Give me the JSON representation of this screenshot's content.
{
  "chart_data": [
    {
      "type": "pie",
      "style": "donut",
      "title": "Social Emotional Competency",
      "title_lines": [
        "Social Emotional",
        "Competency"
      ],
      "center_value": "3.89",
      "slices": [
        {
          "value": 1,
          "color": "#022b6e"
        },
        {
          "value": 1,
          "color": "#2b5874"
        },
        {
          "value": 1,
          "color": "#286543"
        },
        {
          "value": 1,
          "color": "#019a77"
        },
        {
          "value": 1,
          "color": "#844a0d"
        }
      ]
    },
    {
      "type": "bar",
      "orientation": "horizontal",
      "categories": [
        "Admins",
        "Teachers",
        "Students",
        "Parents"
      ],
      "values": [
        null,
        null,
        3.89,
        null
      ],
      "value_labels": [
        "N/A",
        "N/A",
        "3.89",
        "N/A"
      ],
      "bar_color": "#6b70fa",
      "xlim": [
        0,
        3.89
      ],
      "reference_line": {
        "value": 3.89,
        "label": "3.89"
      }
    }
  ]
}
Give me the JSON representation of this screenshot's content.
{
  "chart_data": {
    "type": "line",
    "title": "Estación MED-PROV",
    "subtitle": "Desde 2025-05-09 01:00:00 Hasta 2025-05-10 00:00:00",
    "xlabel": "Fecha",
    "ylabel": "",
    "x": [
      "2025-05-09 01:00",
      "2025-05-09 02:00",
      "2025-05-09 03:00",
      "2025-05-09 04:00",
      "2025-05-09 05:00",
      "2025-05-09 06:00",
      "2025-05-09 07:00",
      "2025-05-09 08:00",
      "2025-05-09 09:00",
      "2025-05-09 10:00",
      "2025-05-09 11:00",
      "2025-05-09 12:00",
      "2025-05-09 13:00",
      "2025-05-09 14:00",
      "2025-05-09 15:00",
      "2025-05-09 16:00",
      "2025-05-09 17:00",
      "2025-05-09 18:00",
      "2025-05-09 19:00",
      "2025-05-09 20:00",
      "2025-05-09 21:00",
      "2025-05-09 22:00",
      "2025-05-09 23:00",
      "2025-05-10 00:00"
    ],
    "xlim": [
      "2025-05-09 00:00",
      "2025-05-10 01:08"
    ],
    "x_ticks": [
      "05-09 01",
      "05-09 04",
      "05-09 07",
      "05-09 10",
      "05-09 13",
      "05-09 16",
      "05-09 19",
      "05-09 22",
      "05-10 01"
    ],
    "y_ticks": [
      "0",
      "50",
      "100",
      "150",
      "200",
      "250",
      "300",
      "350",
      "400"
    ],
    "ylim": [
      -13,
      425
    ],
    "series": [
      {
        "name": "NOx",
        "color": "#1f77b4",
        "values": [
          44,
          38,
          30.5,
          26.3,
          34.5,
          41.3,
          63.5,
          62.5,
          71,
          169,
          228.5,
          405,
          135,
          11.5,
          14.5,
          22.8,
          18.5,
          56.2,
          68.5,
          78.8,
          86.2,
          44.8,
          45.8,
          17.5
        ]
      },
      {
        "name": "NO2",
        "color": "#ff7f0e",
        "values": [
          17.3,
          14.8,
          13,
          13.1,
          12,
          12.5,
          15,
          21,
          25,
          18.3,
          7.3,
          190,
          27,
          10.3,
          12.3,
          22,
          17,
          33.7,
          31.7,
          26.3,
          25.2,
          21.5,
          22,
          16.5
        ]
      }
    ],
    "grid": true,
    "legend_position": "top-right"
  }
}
_____
EXERCISE BRIEF: Make a verbatim copy of every entry shown above.

FINISHED EXERCISE:
Give me the JSON representation of this screenshot's content.
{
  "chart_data": [
    {
      "type": "pie",
      "style": "donut",
      "title": "Social Emotional Competency",
      "title_lines": [
        "Social Emotional",
        "Competency"
      ],
      "center_value": "3.89",
      "slices": [
        {
          "value": 1,
          "color": "#022b6e"
        },
        {
          "value": 1,
          "color": "#2b5874"
        },
        {
          "value": 1,
          "color": "#286543"
        },
        {
          "value": 1,
          "color": "#019a77"
        },
        {
          "value": 1,
          "color": "#844a0d"
        }
      ]
    },
    {
      "type": "bar",
      "orientation": "horizontal",
      "categories": [
        "Admins",
        "Teachers",
        "Students",
        "Parents"
      ],
      "values": [
        null,
        null,
        3.89,
        null
      ],
      "value_labels": [
        "N/A",
        "N/A",
        "3.89",
        "N/A"
      ],
      "bar_color": "#6b70fa",
      "xlim": [
        0,
        3.89
      ],
      "reference_line": {
        "value": 3.89,
        "label": "3.89"
      }
    }
  ]
}
Give me the JSON representation of this screenshot's content.
{
  "chart_data": {
    "type": "line",
    "title": "Estación MED-PROV",
    "subtitle": "Desde 2025-05-09 01:00:00 Hasta 2025-05-10 00:00:00",
    "xlabel": "Fecha",
    "ylabel": "",
    "x": [
      "2025-05-09 01:00",
      "2025-05-09 02:00",
      "2025-05-09 03:00",
      "2025-05-09 04:00",
      "2025-05-09 05:00",
      "2025-05-09 06:00",
      "2025-05-09 07:00",
      "2025-05-09 08:00",
      "2025-05-09 09:00",
      "2025-05-09 10:00",
      "2025-05-09 11:00",
      "2025-05-09 12:00",
      "2025-05-09 13:00",
      "2025-05-09 14:00",
      "2025-05-09 15:00",
      "2025-05-09 16:00",
      "2025-05-09 17:00",
      "2025-05-09 18:00",
      "2025-05-09 19:00",
      "2025-05-09 20:00",
      "2025-05-09 21:00",
      "2025-05-09 22:00",
      "2025-05-09 23:00",
      "2025-05-10 00:00"
    ],
    "xlim": [
      "2025-05-09 00:00",
      "2025-05-10 01:08"
    ],
    "x_ticks": [
      "05-09 01",
      "05-09 04",
      "05-09 07",
      "05-09 10",
      "05-09 13",
      "05-09 16",
      "05-09 19",
      "05-09 22",
      "05-10 01"
    ],
    "y_ticks": [
      "0",
      "50",
      "100",
      "150",
      "200",
      "250",
      "300",
      "350",
      "400"
    ],
    "ylim": [
      -13,
      425
    ],
    "series": [
      {
        "name": "NOx",
        "color": "#1f77b4",
        "values": [
          44,
          38,
          30.5,
          26.3,
          34.5,
          41.3,
          63.5,
          62.5,
          71,
          169,
          228.5,
          405,
          135,
          11.5,
          14.5,
          22.8,
          18.5,
          56.2,
          68.5,
          78.8,
          86.2,
          44.8,
          45.8,
          17.5
        ]
      },
      {
        "name": "NO2",
        "color": "#ff7f0e",
        "values": [
          17.3,
          14.8,
          13,
          13.1,
          12,
          12.5,
          15,
          21,
          25,
          18.3,
          7.3,
          190,
          27,
          10.3,
          12.3,
          22,
          17,
          33.7,
          31.7,
          26.3,
          25.2,
          21.5,
          22,
          16.5
        ]
      }
    ],
    "grid": true,
    "legend_position": "top-right"
  }
}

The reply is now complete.